[Spatial annotation records]
━━━━━━
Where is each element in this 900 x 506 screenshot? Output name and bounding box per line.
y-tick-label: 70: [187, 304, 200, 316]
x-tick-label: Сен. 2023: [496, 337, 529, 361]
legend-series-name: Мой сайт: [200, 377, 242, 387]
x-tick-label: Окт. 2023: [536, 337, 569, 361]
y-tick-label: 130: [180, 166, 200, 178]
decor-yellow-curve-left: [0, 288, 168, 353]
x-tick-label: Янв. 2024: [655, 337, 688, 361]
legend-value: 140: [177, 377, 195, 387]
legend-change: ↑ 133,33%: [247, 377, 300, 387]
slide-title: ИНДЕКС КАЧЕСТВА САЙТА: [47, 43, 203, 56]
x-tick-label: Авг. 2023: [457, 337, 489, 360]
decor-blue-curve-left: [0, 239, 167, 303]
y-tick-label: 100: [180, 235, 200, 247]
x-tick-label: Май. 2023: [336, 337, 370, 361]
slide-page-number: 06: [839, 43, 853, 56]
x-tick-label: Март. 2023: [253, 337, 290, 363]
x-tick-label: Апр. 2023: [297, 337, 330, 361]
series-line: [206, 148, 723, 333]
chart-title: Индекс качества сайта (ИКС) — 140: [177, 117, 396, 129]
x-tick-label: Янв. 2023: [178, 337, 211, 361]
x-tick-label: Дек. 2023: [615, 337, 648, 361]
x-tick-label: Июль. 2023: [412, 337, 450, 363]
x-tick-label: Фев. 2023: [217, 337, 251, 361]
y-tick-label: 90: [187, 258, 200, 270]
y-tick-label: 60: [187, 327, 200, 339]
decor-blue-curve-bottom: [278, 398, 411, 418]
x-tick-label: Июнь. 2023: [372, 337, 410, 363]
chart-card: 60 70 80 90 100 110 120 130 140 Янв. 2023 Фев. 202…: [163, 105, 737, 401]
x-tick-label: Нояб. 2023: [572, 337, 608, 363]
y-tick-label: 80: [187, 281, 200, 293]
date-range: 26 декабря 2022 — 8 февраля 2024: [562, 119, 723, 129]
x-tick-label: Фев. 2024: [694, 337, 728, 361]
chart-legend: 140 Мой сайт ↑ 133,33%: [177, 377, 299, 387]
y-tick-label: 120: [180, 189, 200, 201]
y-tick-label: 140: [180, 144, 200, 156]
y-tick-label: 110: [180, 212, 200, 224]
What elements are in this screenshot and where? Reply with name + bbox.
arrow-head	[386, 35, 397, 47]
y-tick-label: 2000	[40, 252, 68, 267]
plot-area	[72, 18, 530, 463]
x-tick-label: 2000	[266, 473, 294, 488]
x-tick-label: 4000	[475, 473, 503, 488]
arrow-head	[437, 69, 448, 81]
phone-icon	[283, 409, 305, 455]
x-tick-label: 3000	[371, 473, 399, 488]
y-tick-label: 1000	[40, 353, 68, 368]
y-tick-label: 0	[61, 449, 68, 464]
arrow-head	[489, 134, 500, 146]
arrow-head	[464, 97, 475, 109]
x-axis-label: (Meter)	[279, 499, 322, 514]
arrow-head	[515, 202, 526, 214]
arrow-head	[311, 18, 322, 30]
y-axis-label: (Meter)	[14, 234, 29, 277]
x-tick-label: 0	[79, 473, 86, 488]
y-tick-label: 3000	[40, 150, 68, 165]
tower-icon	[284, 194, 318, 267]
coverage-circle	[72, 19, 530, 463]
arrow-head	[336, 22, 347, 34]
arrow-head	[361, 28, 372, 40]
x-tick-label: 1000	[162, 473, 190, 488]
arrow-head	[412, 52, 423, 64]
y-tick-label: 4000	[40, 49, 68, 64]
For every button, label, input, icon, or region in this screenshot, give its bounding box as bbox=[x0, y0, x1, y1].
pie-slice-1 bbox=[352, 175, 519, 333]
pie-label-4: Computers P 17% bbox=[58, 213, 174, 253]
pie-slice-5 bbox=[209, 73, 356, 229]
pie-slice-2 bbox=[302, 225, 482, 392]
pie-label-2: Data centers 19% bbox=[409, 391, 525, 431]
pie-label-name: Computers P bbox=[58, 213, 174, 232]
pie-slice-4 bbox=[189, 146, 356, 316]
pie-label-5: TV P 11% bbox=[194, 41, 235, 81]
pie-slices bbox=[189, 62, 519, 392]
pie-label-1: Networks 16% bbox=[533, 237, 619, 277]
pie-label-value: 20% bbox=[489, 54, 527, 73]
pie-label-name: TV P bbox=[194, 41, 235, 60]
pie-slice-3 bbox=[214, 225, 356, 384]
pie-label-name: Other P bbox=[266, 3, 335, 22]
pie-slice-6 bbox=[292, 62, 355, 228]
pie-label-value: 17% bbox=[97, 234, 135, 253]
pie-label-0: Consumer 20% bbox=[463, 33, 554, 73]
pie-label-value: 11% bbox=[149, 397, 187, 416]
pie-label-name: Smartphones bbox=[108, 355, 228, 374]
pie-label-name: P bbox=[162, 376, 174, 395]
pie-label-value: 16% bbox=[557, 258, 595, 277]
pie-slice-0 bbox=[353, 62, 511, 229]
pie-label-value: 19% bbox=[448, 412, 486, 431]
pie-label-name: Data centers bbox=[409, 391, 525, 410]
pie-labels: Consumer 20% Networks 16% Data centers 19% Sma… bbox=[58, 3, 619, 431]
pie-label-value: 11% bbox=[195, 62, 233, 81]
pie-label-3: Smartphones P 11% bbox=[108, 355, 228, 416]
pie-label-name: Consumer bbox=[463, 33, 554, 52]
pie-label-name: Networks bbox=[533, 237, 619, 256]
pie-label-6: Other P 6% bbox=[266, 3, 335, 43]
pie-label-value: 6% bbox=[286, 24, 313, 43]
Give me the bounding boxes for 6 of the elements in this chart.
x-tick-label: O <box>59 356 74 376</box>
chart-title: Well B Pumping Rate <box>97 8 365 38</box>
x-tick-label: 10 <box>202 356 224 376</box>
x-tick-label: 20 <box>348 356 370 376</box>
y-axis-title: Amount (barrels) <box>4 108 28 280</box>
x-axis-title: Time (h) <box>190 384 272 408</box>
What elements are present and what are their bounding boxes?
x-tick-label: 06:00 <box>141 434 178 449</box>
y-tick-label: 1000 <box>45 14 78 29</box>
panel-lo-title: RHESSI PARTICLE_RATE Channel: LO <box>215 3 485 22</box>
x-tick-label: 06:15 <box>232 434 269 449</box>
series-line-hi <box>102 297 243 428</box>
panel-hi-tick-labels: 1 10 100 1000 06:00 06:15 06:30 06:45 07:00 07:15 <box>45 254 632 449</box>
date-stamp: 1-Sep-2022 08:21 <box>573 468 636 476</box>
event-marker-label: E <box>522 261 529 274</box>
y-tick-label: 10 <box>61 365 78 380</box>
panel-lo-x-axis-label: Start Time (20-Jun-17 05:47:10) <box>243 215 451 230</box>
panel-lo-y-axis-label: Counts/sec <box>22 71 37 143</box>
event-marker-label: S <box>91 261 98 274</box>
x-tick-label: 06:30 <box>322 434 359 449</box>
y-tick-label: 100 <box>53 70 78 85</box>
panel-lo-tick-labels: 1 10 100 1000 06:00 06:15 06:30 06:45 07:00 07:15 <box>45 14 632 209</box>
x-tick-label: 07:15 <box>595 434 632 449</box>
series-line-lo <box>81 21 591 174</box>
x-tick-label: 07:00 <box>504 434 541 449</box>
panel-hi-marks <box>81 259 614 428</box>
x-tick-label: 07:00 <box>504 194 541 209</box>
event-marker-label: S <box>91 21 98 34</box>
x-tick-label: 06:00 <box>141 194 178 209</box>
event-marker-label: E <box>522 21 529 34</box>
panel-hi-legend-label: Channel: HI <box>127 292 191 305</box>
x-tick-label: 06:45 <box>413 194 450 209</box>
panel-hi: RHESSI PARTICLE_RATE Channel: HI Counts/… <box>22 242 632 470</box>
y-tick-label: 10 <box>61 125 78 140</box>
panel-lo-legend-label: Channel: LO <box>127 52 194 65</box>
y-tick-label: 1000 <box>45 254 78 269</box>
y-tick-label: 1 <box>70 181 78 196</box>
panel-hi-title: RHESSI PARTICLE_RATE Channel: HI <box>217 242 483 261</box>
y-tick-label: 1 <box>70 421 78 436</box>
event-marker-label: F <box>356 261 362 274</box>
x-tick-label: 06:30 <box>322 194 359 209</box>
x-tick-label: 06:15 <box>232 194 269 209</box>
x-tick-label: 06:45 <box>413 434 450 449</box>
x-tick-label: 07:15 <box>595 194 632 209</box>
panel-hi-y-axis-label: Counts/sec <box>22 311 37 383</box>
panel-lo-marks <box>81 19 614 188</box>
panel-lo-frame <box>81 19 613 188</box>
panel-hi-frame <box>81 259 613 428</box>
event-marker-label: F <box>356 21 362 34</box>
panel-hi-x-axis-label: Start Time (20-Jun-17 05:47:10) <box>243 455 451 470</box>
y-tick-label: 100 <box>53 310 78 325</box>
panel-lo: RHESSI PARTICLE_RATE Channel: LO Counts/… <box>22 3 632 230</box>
━━━━━━
### [Written instruction]
Write out every line from the start of the records through the one containing "series-line: [206, 148, 723, 333]", including that final line, with no change to any character.

### [Final answer]
Where is each element in this 900 x 506 screenshot? Output name and bounding box per line.
y-tick-label: 70: [187, 304, 200, 316]
x-tick-label: Сен. 2023: [496, 337, 529, 361]
legend-series-name: Мой сайт: [200, 377, 242, 387]
x-tick-label: Окт. 2023: [536, 337, 569, 361]
y-tick-label: 130: [180, 166, 200, 178]
decor-yellow-curve-left: [0, 288, 168, 353]
x-tick-label: Янв. 2024: [655, 337, 688, 361]
legend-value: 140: [177, 377, 195, 387]
legend-change: ↑ 133,33%: [247, 377, 300, 387]
slide-title: ИНДЕКС КАЧЕСТВА САЙТА: [47, 43, 203, 56]
x-tick-label: Авг. 2023: [457, 337, 489, 360]
decor-blue-curve-left: [0, 239, 167, 303]
y-tick-label: 100: [180, 235, 200, 247]
x-tick-label: Май. 2023: [336, 337, 370, 361]
slide-page-number: 06: [839, 43, 853, 56]
x-tick-label: Март. 2023: [253, 337, 290, 363]
x-tick-label: Апр. 2023: [297, 337, 330, 361]
series-line: [206, 148, 723, 333]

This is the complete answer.